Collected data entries
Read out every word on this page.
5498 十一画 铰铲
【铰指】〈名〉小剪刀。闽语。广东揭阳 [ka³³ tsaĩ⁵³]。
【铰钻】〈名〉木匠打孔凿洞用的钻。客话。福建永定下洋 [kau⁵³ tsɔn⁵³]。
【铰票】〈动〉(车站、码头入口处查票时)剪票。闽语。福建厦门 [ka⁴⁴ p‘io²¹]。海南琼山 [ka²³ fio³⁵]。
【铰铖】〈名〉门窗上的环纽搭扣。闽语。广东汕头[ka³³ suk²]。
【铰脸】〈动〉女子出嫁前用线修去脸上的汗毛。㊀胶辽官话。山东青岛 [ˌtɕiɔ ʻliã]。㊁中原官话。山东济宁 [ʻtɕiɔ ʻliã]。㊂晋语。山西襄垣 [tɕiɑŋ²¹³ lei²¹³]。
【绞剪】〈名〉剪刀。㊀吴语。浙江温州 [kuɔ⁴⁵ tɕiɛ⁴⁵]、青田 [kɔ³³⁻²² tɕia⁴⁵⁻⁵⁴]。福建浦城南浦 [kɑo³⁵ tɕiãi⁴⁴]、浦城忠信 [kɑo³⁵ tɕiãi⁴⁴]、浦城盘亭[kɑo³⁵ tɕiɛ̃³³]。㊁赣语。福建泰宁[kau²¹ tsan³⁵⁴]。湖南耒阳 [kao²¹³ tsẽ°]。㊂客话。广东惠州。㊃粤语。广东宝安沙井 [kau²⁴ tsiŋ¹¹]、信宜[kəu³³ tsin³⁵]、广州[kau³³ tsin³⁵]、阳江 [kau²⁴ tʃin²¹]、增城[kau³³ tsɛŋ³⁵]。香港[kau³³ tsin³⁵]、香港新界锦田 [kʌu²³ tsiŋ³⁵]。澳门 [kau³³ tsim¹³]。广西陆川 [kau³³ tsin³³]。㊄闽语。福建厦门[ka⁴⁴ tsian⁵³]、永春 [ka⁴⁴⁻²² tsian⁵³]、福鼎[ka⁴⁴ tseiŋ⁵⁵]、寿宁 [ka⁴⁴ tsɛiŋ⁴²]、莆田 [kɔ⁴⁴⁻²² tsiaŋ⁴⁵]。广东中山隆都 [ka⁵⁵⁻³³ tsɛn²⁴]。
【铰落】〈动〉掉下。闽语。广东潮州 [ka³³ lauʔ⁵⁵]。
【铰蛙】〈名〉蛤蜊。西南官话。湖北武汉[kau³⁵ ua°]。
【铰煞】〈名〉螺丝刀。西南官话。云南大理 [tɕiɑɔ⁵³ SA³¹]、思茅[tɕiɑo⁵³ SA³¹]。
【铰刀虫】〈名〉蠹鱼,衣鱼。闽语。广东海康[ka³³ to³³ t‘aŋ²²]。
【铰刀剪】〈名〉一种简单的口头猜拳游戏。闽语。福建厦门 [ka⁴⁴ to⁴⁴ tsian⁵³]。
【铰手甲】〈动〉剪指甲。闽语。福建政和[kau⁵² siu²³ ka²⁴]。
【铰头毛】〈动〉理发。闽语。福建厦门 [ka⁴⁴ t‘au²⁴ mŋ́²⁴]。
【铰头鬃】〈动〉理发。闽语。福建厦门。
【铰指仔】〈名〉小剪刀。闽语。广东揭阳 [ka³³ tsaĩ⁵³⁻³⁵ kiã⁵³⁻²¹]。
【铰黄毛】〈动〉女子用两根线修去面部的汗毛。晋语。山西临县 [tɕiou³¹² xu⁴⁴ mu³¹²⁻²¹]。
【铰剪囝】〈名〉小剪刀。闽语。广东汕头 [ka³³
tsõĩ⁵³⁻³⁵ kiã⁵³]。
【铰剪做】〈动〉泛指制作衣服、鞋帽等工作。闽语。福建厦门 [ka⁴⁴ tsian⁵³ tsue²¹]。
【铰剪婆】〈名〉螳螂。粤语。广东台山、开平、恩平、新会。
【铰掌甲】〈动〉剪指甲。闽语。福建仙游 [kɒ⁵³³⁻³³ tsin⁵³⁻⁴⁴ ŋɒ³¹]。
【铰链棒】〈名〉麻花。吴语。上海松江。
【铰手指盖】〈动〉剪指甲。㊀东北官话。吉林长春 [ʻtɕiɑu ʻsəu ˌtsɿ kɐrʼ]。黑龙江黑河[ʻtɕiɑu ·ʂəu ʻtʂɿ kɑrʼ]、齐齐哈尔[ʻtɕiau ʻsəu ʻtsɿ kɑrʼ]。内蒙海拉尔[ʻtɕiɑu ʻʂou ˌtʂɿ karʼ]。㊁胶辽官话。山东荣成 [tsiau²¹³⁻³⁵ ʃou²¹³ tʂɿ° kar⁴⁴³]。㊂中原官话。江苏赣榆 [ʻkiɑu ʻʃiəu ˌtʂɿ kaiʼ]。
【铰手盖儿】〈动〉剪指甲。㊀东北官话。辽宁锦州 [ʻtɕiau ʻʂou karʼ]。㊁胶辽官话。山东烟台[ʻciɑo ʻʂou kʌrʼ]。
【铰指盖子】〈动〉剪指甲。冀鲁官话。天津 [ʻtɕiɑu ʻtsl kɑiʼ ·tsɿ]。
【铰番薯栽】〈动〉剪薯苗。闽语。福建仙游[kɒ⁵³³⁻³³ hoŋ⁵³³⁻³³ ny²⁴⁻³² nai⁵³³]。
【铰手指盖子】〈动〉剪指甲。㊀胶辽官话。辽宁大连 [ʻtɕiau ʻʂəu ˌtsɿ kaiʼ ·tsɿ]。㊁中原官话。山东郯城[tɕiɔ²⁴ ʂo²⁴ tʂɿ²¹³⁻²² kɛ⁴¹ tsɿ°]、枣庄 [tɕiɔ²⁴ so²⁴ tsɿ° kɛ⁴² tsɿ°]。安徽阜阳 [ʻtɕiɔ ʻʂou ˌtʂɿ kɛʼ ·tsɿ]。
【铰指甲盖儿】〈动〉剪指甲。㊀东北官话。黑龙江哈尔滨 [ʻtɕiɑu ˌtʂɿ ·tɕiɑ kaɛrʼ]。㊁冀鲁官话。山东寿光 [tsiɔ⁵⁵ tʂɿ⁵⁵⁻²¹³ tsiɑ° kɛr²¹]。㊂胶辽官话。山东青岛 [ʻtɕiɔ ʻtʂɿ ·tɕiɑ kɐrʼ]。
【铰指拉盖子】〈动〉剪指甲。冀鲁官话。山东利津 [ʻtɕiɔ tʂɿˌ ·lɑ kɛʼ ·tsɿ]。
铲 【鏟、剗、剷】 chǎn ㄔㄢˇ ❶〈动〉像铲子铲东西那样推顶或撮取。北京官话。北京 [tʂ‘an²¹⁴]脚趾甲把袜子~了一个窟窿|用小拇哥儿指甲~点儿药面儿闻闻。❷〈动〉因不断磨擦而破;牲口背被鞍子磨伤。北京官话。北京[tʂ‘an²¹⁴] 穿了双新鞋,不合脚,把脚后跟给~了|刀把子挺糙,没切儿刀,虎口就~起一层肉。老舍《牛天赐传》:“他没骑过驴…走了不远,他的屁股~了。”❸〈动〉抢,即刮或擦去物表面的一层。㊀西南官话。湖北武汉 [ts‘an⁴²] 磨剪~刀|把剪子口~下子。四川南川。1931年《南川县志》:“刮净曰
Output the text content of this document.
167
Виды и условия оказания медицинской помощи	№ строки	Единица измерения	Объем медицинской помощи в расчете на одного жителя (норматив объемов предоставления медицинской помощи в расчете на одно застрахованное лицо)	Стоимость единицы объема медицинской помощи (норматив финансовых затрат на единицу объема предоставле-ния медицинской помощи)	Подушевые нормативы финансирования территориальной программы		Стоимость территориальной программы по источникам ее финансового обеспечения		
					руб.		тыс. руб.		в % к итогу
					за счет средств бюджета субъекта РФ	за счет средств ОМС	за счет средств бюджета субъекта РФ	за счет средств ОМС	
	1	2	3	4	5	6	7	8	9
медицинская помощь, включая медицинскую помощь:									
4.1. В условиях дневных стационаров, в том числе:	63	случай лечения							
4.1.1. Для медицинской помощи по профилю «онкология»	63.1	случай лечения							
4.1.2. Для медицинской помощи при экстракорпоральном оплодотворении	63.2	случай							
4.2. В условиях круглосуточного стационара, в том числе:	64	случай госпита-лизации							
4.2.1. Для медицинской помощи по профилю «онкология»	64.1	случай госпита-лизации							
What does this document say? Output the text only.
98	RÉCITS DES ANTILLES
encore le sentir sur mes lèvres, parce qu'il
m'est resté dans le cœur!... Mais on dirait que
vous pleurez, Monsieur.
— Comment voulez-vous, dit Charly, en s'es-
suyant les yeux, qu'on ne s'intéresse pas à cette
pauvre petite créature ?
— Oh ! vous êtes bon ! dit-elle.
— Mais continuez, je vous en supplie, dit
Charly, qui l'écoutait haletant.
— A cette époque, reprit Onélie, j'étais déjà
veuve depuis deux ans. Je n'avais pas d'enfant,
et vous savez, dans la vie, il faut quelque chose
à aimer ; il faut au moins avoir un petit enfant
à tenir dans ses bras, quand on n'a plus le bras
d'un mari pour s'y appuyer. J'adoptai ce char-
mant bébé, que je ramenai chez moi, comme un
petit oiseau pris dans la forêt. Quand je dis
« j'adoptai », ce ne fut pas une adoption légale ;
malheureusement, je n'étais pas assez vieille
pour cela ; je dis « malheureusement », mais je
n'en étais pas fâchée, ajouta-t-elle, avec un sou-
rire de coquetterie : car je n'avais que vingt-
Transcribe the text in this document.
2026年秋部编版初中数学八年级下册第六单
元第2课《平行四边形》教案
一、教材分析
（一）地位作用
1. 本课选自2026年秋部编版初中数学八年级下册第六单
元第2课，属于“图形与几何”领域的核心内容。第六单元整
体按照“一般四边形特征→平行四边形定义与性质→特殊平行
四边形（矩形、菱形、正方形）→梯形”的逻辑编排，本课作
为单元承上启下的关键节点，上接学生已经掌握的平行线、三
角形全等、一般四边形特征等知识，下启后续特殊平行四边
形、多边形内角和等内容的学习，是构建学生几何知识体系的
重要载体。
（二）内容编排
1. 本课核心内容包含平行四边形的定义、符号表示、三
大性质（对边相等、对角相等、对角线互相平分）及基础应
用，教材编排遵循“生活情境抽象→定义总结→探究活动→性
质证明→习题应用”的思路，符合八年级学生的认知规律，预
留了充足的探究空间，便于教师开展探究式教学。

Requirements: What are the lines from the one with "Transcribe the text in this document." through the last line of the records above? Quote them exactly and add nothing.

Response:
Transcribe the text in this document.
2026年秋部编版初中数学八年级下册第六单
元第2课《平行四边形》教案
一、教材分析
（一）地位作用
1. 本课选自2026年秋部编版初中数学八年级下册第六单
元第2课，属于“图形与几何”领域的核心内容。第六单元整
体按照“一般四边形特征→平行四边形定义与性质→特殊平行
四边形（矩形、菱形、正方形）→梯形”的逻辑编排，本课作
为单元承上启下的关键节点，上接学生已经掌握的平行线、三
角形全等、一般四边形特征等知识，下启后续特殊平行四边
形、多边形内角和等内容的学习，是构建学生几何知识体系的
重要载体。
（二）内容编排
1. 本课核心内容包含平行四边形的定义、符号表示、三
大性质（对边相等、对角相等、对角线互相平分）及基础应
用，教材编排遵循“生活情境抽象→定义总结→探究活动→性
质证明→习题应用”的思路，符合八年级学生的认知规律，预
留了充足的探究空间，便于教师开展探究式教学。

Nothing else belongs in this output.